## [Work instructions]
Rewrite the listing below, substituting "category-label" for every instance of "x-tick-label" and leaving all other text unchanged. Leave the pictures out.

(Saved entries)
◇ ◇ ◇ ◇ ◇

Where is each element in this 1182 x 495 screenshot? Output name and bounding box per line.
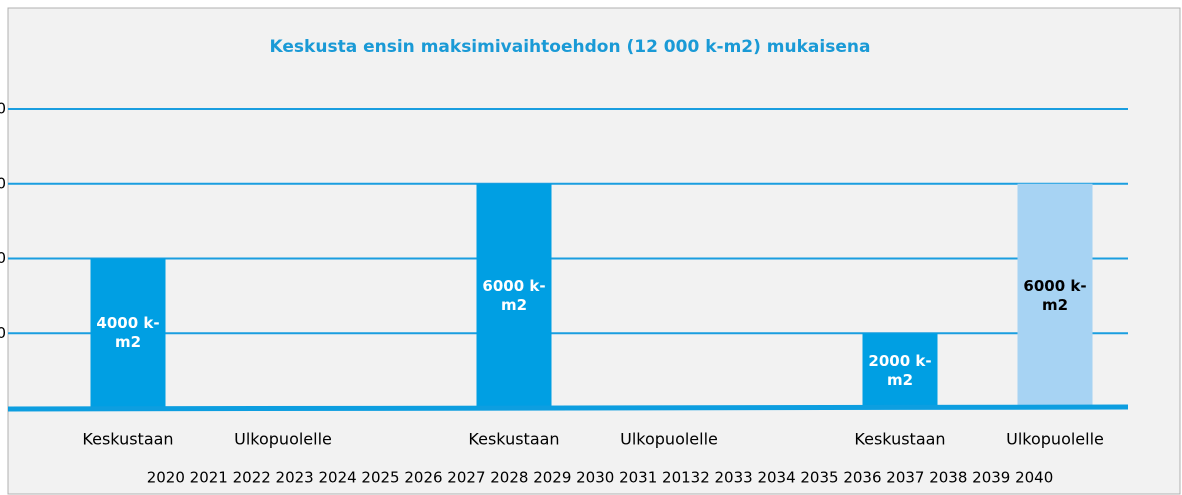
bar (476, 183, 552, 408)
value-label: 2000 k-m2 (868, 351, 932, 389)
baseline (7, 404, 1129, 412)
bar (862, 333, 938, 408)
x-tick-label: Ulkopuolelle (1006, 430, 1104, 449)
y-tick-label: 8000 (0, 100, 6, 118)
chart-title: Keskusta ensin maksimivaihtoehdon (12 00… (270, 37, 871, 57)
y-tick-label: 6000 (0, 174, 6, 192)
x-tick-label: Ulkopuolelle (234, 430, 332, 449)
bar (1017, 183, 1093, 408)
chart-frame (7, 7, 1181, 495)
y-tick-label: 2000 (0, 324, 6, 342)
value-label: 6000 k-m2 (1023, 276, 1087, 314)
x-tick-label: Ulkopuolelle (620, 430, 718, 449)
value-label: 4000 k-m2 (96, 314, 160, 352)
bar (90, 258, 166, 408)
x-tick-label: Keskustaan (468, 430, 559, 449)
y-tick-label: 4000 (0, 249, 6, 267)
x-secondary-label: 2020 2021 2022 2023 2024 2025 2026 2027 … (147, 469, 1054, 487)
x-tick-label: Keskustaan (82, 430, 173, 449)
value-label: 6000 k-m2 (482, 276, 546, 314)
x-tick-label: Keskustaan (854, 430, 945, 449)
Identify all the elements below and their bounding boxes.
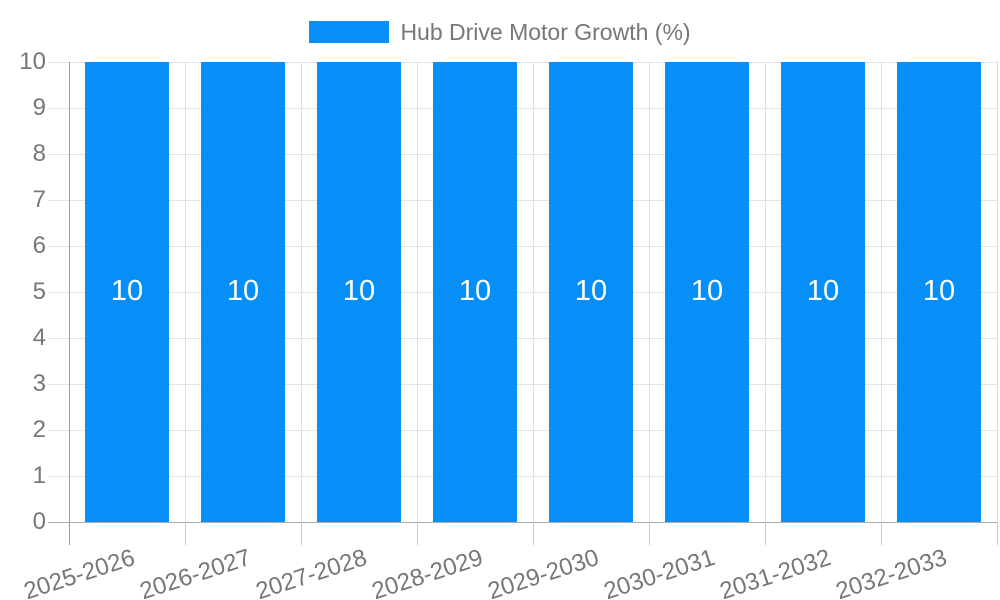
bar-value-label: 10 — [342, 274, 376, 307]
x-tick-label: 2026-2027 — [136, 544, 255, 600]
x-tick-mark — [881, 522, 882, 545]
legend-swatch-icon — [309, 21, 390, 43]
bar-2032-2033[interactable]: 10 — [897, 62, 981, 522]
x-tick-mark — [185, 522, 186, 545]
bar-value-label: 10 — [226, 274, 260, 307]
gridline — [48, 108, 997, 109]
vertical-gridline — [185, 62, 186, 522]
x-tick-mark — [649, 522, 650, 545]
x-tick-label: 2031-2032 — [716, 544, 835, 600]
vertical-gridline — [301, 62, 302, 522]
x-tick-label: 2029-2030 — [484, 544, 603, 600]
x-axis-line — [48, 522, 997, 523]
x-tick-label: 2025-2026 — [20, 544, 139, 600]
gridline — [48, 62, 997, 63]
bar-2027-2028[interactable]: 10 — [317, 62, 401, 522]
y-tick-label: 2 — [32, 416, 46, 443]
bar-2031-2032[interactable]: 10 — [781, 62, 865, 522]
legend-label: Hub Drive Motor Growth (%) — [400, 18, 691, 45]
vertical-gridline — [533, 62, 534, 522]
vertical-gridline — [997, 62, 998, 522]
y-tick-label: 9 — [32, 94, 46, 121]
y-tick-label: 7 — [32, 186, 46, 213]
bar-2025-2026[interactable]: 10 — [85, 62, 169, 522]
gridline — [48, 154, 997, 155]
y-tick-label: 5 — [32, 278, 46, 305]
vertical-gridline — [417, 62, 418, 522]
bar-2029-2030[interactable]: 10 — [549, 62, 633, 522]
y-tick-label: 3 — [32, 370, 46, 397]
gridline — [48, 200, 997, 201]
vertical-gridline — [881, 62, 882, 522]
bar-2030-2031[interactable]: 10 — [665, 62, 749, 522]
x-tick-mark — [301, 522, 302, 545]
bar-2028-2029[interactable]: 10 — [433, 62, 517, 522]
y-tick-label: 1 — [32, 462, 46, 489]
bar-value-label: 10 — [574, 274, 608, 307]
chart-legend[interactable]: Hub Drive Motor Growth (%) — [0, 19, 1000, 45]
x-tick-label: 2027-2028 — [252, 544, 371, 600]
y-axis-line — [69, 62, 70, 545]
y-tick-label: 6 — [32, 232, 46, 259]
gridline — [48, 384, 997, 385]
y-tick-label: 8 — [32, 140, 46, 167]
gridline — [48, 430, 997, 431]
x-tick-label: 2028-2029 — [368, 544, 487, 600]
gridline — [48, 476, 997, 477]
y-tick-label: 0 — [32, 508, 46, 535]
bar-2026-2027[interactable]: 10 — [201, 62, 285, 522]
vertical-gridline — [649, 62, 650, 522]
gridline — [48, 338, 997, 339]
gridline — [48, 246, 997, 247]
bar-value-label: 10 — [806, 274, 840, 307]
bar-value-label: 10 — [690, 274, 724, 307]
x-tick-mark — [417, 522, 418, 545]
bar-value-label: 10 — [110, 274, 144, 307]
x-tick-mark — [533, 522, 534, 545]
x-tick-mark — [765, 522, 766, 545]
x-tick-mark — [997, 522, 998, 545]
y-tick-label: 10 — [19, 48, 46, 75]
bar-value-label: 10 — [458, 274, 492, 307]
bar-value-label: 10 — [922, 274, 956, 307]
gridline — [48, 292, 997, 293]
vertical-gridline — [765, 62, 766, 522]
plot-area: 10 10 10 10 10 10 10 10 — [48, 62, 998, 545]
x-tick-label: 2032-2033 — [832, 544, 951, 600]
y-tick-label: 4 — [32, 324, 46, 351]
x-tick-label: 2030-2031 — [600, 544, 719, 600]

◇ ◇ ◇ ◇ ◇

## [Solved problem]
Where is each element in this 1182 x 495 screenshot? Output name and bounding box per line.
bar (476, 183, 552, 408)
value-label: 2000 k-m2 (868, 351, 932, 389)
baseline (7, 404, 1129, 412)
bar (862, 333, 938, 408)
category-label: Ulkopuolelle (1006, 430, 1104, 449)
y-tick-label: 8000 (0, 100, 6, 118)
chart-title: Keskusta ensin maksimivaihtoehdon (12 00… (270, 37, 871, 57)
y-tick-label: 6000 (0, 174, 6, 192)
category-label: Ulkopuolelle (234, 430, 332, 449)
bar (1017, 183, 1093, 408)
chart-frame (7, 7, 1181, 495)
y-tick-label: 2000 (0, 324, 6, 342)
value-label: 6000 k-m2 (1023, 276, 1087, 314)
category-label: Ulkopuolelle (620, 430, 718, 449)
value-label: 4000 k-m2 (96, 314, 160, 352)
bar (90, 258, 166, 408)
category-label: Keskustaan (468, 430, 559, 449)
y-tick-label: 4000 (0, 249, 6, 267)
x-secondary-label: 2020 2021 2022 2023 2024 2025 2026 2027 … (147, 469, 1054, 487)
category-label: Keskustaan (82, 430, 173, 449)
value-label: 6000 k-m2 (482, 276, 546, 314)
category-label: Keskustaan (854, 430, 945, 449)
Identify all the elements below and their bounding boxes.
bar-value-label: 10 — [342, 274, 376, 307]
category-label: 2026-2027 — [136, 544, 255, 600]
x-tick-mark — [881, 522, 882, 545]
legend-swatch-icon — [309, 21, 390, 43]
bar-2032-2033[interactable]: 10 — [897, 62, 981, 522]
x-tick-mark — [185, 522, 186, 545]
bar-value-label: 10 — [226, 274, 260, 307]
gridline — [48, 108, 997, 109]
vertical-gridline — [185, 62, 186, 522]
x-tick-mark — [649, 522, 650, 545]
category-label: 2031-2032 — [716, 544, 835, 600]
vertical-gridline — [301, 62, 302, 522]
category-label: 2029-2030 — [484, 544, 603, 600]
x-axis-line — [48, 522, 997, 523]
category-label: 2025-2026 — [20, 544, 139, 600]
gridline — [48, 62, 997, 63]
bar-2027-2028[interactable]: 10 — [317, 62, 401, 522]
y-tick-label: 2 — [32, 416, 46, 443]
bar-2031-2032[interactable]: 10 — [781, 62, 865, 522]
legend-label: Hub Drive Motor Growth (%) — [400, 18, 691, 45]
vertical-gridline — [533, 62, 534, 522]
vertical-gridline — [997, 62, 998, 522]
y-tick-label: 9 — [32, 94, 46, 121]
y-tick-label: 7 — [32, 186, 46, 213]
bar-2025-2026[interactable]: 10 — [85, 62, 169, 522]
gridline — [48, 154, 997, 155]
y-tick-label: 5 — [32, 278, 46, 305]
vertical-gridline — [417, 62, 418, 522]
bar-2029-2030[interactable]: 10 — [549, 62, 633, 522]
y-tick-label: 3 — [32, 370, 46, 397]
gridline — [48, 200, 997, 201]
vertical-gridline — [881, 62, 882, 522]
bar-2030-2031[interactable]: 10 — [665, 62, 749, 522]
x-tick-mark — [301, 522, 302, 545]
bar-2028-2029[interactable]: 10 — [433, 62, 517, 522]
y-tick-label: 1 — [32, 462, 46, 489]
bar-value-label: 10 — [574, 274, 608, 307]
chart-legend[interactable]: Hub Drive Motor Growth (%) — [0, 19, 1000, 45]
category-label: 2027-2028 — [252, 544, 371, 600]
y-axis-line — [69, 62, 70, 545]
y-tick-label: 6 — [32, 232, 46, 259]
gridline — [48, 384, 997, 385]
y-tick-label: 8 — [32, 140, 46, 167]
gridline — [48, 430, 997, 431]
category-label: 2028-2029 — [368, 544, 487, 600]
gridline — [48, 476, 997, 477]
y-tick-label: 0 — [32, 508, 46, 535]
bar-2026-2027[interactable]: 10 — [201, 62, 285, 522]
vertical-gridline — [649, 62, 650, 522]
gridline — [48, 338, 997, 339]
gridline — [48, 246, 997, 247]
bar-value-label: 10 — [806, 274, 840, 307]
bar-value-label: 10 — [690, 274, 724, 307]
x-tick-mark — [417, 522, 418, 545]
bar-value-label: 10 — [110, 274, 144, 307]
x-tick-mark — [533, 522, 534, 545]
x-tick-mark — [765, 522, 766, 545]
x-tick-mark — [997, 522, 998, 545]
y-tick-label: 10 — [19, 48, 46, 75]
bar-value-label: 10 — [458, 274, 492, 307]
bar-value-label: 10 — [922, 274, 956, 307]
gridline — [48, 292, 997, 293]
vertical-gridline — [765, 62, 766, 522]
plot-area: 10 10 10 10 10 10 10 10 — [48, 62, 998, 545]
category-label: 2032-2033 — [832, 544, 951, 600]
y-tick-label: 4 — [32, 324, 46, 351]
category-label: 2030-2031 — [600, 544, 719, 600]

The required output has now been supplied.